▶ **TASK DESCRIPTION**
All lines in which the word "Sandboxing" occurs are to be extracted.
▬▬▬▬▬▬▬▬▬▬
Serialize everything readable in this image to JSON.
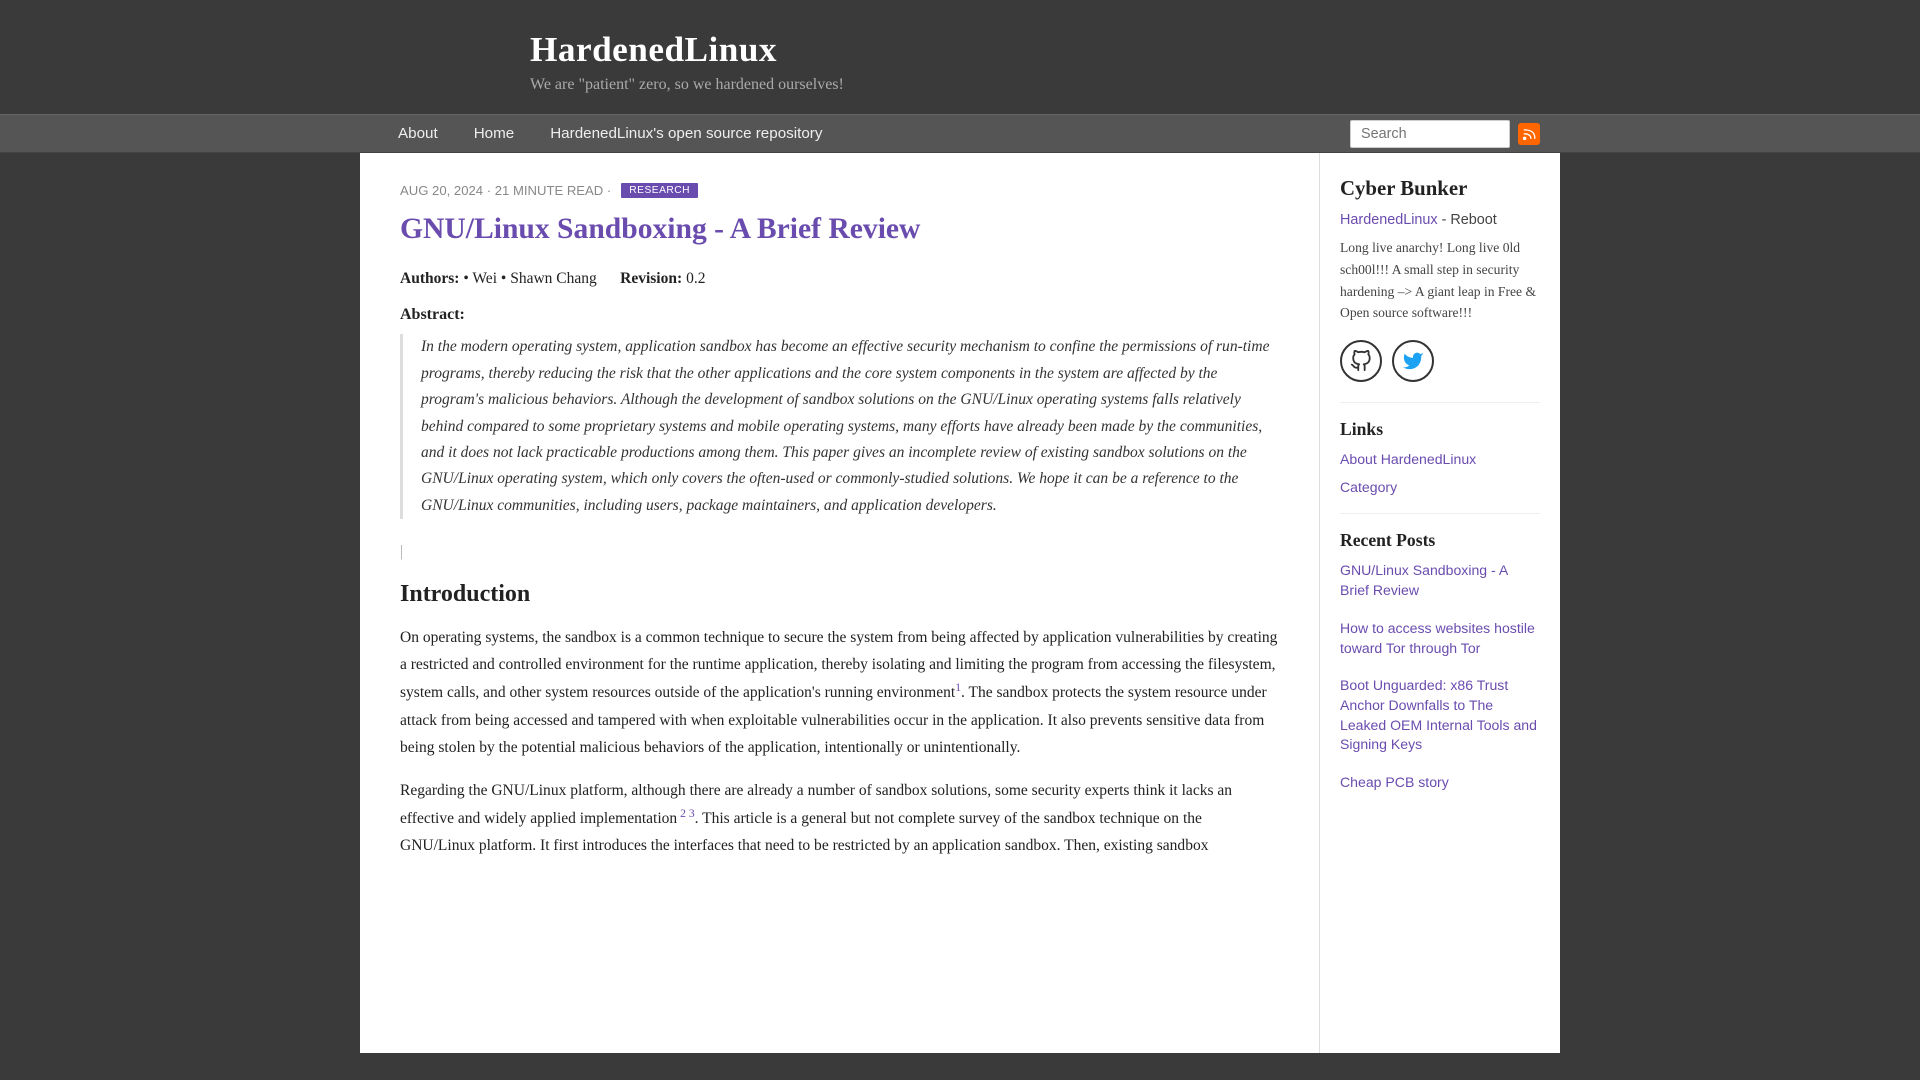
{
  "site": {
    "title": "HardenedLinux",
    "tagline": "We are \"patient\" zero, so we hardened ourselves!"
  },
  "nav": {
    "links": [
      {
        "label": "About",
        "href": "#"
      },
      {
        "label": "Home",
        "href": "#"
      },
      {
        "label": "HardenedLinux's open source repository",
        "href": "#"
      }
    ],
    "search_placeholder": "Search"
  },
  "article": {
    "meta": "AUG 20, 2024 · 21 MINUTE READ ·",
    "tag": "RESEARCH",
    "title": "GNU/Linux Sandboxing - A Brief Review",
    "authors_label": "Authors:",
    "authors": "• Wei  • Shawn Chang",
    "revision_label": "Revision:",
    "revision": "0.2",
    "abstract_label": "Abstract:",
    "abstract": "In the modern operating system, application sandbox has become an effective security mechanism to confine the permissions of run-time programs, thereby reducing the risk that the other applications and the core system components in the system are affected by the program's malicious behaviors. Although the development of sandbox solutions on the GNU/Linux operating systems falls relatively behind compared to some proprietary systems and mobile operating systems, many efforts have already been made by the communities, and it does not lack practicable productions among them. This paper gives an incomplete review of existing sandbox solutions on the GNU/Linux operating system, which only covers the often-used or commonly-studied solutions. We hope it can be a reference to the GNU/Linux communities, including users, package maintainers, and application developers.",
    "intro_heading": "Introduction",
    "intro_p1": "On operating systems, the sandbox is a common technique to secure the system from being affected by application vulnerabilities by creating a restricted and controlled environment for the runtime application, thereby isolating and limiting the program from accessing the filesystem, system calls, and other system resources outside of the application's running environment",
    "intro_p1_ref": "1",
    "intro_p1_cont": ". The sandbox protects the system resource under attack from being accessed and tampered with when exploitable vulnerabilities occur in the application. It also prevents sensitive data from being stolen by the potential malicious behaviors of the application, intentionally or unintentionally.",
    "intro_p2_start": "Regarding the GNU/Linux platform, although there are already a number of sandbox solutions, some security experts think it lacks an effective and widely applied implementation",
    "intro_p2_refs": "2 3",
    "intro_p2_cont": ". This article is a general but not complete survey of the sandbox technique on the GNU/Linux platform. It first introduces the interfaces that need to be restricted by an application sandbox. Then, existing sandbox"
  },
  "sidebar": {
    "cyber_bunker_title": "Cyber Bunker",
    "hardenedlinux_label": "HardenedLinux",
    "hardenedlinux_suffix": " - Reboot",
    "cyber_bunker_desc": "Long live anarchy! Long live 0ld sch00l!!! A small step in security hardening –> A giant leap in Free & Open source software!!!",
    "links_title": "Links",
    "links": [
      {
        "label": "About HardenedLinux",
        "href": "#"
      },
      {
        "label": "Category",
        "href": "#"
      }
    ],
    "recent_posts_title": "Recent Posts",
    "recent_posts": [
      {
        "label": "GNU/Linux Sandboxing - A Brief Review",
        "href": "#"
      },
      {
        "label": "How to access websites hostile toward Tor through Tor",
        "href": "#"
      },
      {
        "label": "Boot Unguarded: x86 Trust Anchor Downfalls to The Leaked OEM Internal Tools and Signing Keys",
        "href": "#"
      },
      {
        "label": "Cheap PCB story",
        "href": "#"
      }
    ]
  }
}
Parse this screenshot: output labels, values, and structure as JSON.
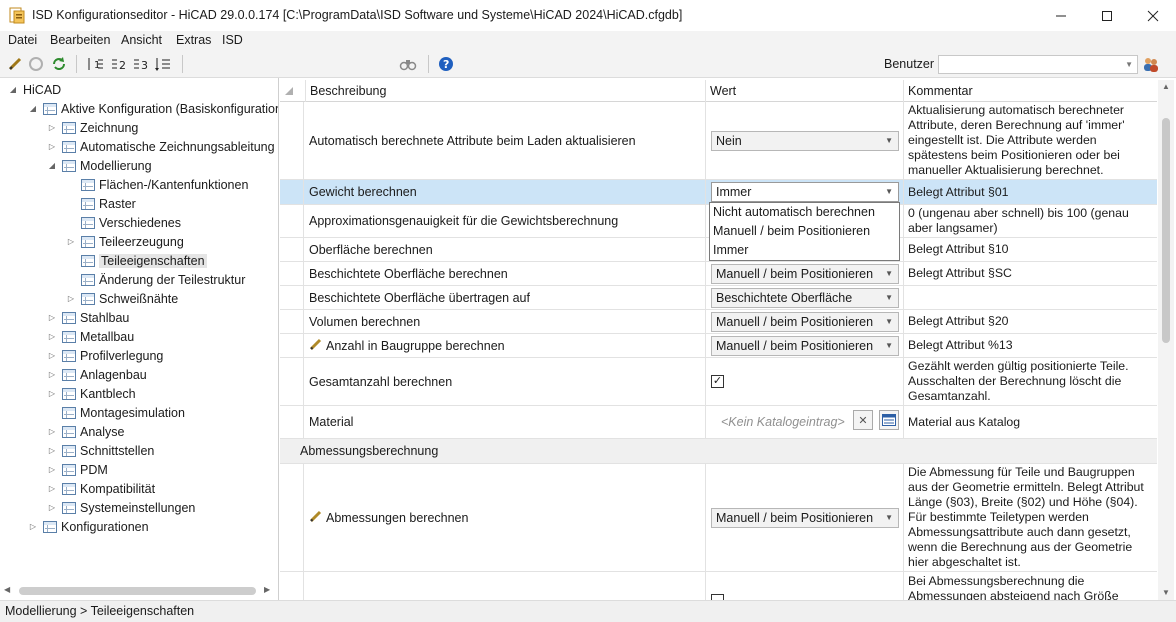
▬▬▬▬▬▬▬▬▬▬
▶ **OUTPUT BELOW**
    "title": "GNU/Linux Sandboxing - A Brief Review",
        "label": "GNU/Linux Sandboxing - A Brief Review",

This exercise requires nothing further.